• [AIM]: Every line of the material below should be repeated exactly.

(Figure dataset records)
--------------------------------------------------

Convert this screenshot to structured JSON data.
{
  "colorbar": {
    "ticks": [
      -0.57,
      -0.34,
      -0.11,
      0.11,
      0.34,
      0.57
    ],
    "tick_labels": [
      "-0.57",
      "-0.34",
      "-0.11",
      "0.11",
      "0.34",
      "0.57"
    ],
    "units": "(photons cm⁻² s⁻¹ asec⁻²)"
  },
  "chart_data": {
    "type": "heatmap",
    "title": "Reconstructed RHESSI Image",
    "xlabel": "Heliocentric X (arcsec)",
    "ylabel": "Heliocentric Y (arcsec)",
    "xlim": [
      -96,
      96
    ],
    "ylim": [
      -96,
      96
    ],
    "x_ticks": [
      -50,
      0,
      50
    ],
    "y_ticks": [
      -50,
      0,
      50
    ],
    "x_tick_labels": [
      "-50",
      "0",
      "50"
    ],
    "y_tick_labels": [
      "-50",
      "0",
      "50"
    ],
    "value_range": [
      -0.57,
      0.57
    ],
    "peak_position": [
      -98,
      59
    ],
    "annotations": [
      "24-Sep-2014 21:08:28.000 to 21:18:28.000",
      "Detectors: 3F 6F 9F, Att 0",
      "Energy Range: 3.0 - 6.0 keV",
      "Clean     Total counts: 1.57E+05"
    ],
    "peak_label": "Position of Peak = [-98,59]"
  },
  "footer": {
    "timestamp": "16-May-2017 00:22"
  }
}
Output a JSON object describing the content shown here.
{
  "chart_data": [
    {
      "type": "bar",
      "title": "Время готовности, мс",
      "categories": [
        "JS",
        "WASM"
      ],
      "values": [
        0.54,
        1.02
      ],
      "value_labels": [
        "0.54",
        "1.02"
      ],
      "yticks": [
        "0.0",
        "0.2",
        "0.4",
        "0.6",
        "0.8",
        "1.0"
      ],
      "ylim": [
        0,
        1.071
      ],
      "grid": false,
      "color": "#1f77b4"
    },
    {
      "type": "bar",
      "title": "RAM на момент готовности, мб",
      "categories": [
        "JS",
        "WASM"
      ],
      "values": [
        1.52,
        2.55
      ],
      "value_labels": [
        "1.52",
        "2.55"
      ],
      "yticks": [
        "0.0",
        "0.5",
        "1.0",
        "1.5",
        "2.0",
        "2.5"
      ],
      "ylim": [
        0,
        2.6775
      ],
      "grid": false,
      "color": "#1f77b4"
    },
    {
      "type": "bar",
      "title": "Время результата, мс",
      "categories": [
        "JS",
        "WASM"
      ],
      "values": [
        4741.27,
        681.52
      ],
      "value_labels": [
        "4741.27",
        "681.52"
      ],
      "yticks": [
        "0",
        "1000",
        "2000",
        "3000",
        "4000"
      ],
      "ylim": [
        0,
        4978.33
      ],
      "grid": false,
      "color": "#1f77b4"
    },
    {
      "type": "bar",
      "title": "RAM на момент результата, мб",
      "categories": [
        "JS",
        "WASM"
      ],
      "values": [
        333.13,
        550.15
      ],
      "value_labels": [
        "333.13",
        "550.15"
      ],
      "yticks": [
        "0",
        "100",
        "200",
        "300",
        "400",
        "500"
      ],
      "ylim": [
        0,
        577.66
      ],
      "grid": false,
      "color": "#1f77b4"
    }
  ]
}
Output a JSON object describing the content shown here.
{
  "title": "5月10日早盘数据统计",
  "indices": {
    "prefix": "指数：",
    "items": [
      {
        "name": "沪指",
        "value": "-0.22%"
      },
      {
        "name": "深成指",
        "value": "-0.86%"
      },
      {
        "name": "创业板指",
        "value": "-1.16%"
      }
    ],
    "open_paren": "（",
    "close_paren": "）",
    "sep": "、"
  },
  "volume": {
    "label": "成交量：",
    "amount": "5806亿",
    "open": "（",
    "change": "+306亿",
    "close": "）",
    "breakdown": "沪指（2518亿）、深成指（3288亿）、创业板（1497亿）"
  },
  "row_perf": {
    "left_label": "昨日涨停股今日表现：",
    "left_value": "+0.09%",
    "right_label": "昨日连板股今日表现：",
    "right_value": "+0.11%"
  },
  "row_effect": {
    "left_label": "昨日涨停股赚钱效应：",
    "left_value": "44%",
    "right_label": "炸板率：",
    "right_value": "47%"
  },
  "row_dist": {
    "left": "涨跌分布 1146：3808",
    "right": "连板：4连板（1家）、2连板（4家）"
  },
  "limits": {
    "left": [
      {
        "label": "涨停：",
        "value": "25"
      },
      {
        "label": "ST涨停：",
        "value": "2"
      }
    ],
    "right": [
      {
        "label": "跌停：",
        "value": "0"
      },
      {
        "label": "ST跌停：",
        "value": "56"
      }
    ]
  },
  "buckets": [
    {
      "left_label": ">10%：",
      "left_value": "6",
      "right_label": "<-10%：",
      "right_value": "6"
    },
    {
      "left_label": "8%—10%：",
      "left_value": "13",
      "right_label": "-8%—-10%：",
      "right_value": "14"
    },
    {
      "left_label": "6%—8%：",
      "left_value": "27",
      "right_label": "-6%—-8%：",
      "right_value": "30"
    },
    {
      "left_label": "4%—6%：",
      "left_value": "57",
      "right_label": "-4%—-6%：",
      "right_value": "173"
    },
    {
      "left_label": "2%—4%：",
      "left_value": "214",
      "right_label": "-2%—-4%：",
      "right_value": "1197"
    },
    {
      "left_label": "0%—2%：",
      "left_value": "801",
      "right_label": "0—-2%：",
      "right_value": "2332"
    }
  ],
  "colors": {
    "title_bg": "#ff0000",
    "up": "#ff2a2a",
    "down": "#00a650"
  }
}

--------------------------------------------------

• [FINISHED TASK]:
Convert this screenshot to structured JSON data.
{
  "colorbar": {
    "ticks": [
      -0.57,
      -0.34,
      -0.11,
      0.11,
      0.34,
      0.57
    ],
    "tick_labels": [
      "-0.57",
      "-0.34",
      "-0.11",
      "0.11",
      "0.34",
      "0.57"
    ],
    "units": "(photons cm⁻² s⁻¹ asec⁻²)"
  },
  "chart_data": {
    "type": "heatmap",
    "title": "Reconstructed RHESSI Image",
    "xlabel": "Heliocentric X (arcsec)",
    "ylabel": "Heliocentric Y (arcsec)",
    "xlim": [
      -96,
      96
    ],
    "ylim": [
      -96,
      96
    ],
    "x_ticks": [
      -50,
      0,
      50
    ],
    "y_ticks": [
      -50,
      0,
      50
    ],
    "x_tick_labels": [
      "-50",
      "0",
      "50"
    ],
    "y_tick_labels": [
      "-50",
      "0",
      "50"
    ],
    "value_range": [
      -0.57,
      0.57
    ],
    "peak_position": [
      -98,
      59
    ],
    "annotations": [
      "24-Sep-2014 21:08:28.000 to 21:18:28.000",
      "Detectors: 3F 6F 9F, Att 0",
      "Energy Range: 3.0 - 6.0 keV",
      "Clean     Total counts: 1.57E+05"
    ],
    "peak_label": "Position of Peak = [-98,59]"
  },
  "footer": {
    "timestamp": "16-May-2017 00:22"
  }
}
Output a JSON object describing the content shown here.
{
  "chart_data": [
    {
      "type": "bar",
      "title": "Время готовности, мс",
      "categories": [
        "JS",
        "WASM"
      ],
      "values": [
        0.54,
        1.02
      ],
      "value_labels": [
        "0.54",
        "1.02"
      ],
      "yticks": [
        "0.0",
        "0.2",
        "0.4",
        "0.6",
        "0.8",
        "1.0"
      ],
      "ylim": [
        0,
        1.071
      ],
      "grid": false,
      "color": "#1f77b4"
    },
    {
      "type": "bar",
      "title": "RAM на момент готовности, мб",
      "categories": [
        "JS",
        "WASM"
      ],
      "values": [
        1.52,
        2.55
      ],
      "value_labels": [
        "1.52",
        "2.55"
      ],
      "yticks": [
        "0.0",
        "0.5",
        "1.0",
        "1.5",
        "2.0",
        "2.5"
      ],
      "ylim": [
        0,
        2.6775
      ],
      "grid": false,
      "color": "#1f77b4"
    },
    {
      "type": "bar",
      "title": "Время результата, мс",
      "categories": [
        "JS",
        "WASM"
      ],
      "values": [
        4741.27,
        681.52
      ],
      "value_labels": [
        "4741.27",
        "681.52"
      ],
      "yticks": [
        "0",
        "1000",
        "2000",
        "3000",
        "4000"
      ],
      "ylim": [
        0,
        4978.33
      ],
      "grid": false,
      "color": "#1f77b4"
    },
    {
      "type": "bar",
      "title": "RAM на момент результата, мб",
      "categories": [
        "JS",
        "WASM"
      ],
      "values": [
        333.13,
        550.15
      ],
      "value_labels": [
        "333.13",
        "550.15"
      ],
      "yticks": [
        "0",
        "100",
        "200",
        "300",
        "400",
        "500"
      ],
      "ylim": [
        0,
        577.66
      ],
      "grid": false,
      "color": "#1f77b4"
    }
  ]
}
Output a JSON object describing the content shown here.
{
  "title": "5月10日早盘数据统计",
  "indices": {
    "prefix": "指数：",
    "items": [
      {
        "name": "沪指",
        "value": "-0.22%"
      },
      {
        "name": "深成指",
        "value": "-0.86%"
      },
      {
        "name": "创业板指",
        "value": "-1.16%"
      }
    ],
    "open_paren": "（",
    "close_paren": "）",
    "sep": "、"
  },
  "volume": {
    "label": "成交量：",
    "amount": "5806亿",
    "open": "（",
    "change": "+306亿",
    "close": "）",
    "breakdown": "沪指（2518亿）、深成指（3288亿）、创业板（1497亿）"
  },
  "row_perf": {
    "left_label": "昨日涨停股今日表现：",
    "left_value": "+0.09%",
    "right_label": "昨日连板股今日表现：",
    "right_value": "+0.11%"
  },
  "row_effect": {
    "left_label": "昨日涨停股赚钱效应：",
    "left_value": "44%",
    "right_label": "炸板率：",
    "right_value": "47%"
  },
  "row_dist": {
    "left": "涨跌分布 1146：3808",
    "right": "连板：4连板（1家）、2连板（4家）"
  },
  "limits": {
    "left": [
      {
        "label": "涨停：",
        "value": "25"
      },
      {
        "label": "ST涨停：",
        "value": "2"
      }
    ],
    "right": [
      {
        "label": "跌停：",
        "value": "0"
      },
      {
        "label": "ST跌停：",
        "value": "56"
      }
    ]
  },
  "buckets": [
    {
      "left_label": ">10%：",
      "left_value": "6",
      "right_label": "<-10%：",
      "right_value": "6"
    },
    {
      "left_label": "8%—10%：",
      "left_value": "13",
      "right_label": "-8%—-10%：",
      "right_value": "14"
    },
    {
      "left_label": "6%—8%：",
      "left_value": "27",
      "right_label": "-6%—-8%：",
      "right_value": "30"
    },
    {
      "left_label": "4%—6%：",
      "left_value": "57",
      "right_label": "-4%—-6%：",
      "right_value": "173"
    },
    {
      "left_label": "2%—4%：",
      "left_value": "214",
      "right_label": "-2%—-4%：",
      "right_value": "1197"
    },
    {
      "left_label": "0%—2%：",
      "left_value": "801",
      "right_label": "0—-2%：",
      "right_value": "2332"
    }
  ],
  "colors": {
    "title_bg": "#ff0000",
    "up": "#ff2a2a",
    "down": "#00a650"
  }
}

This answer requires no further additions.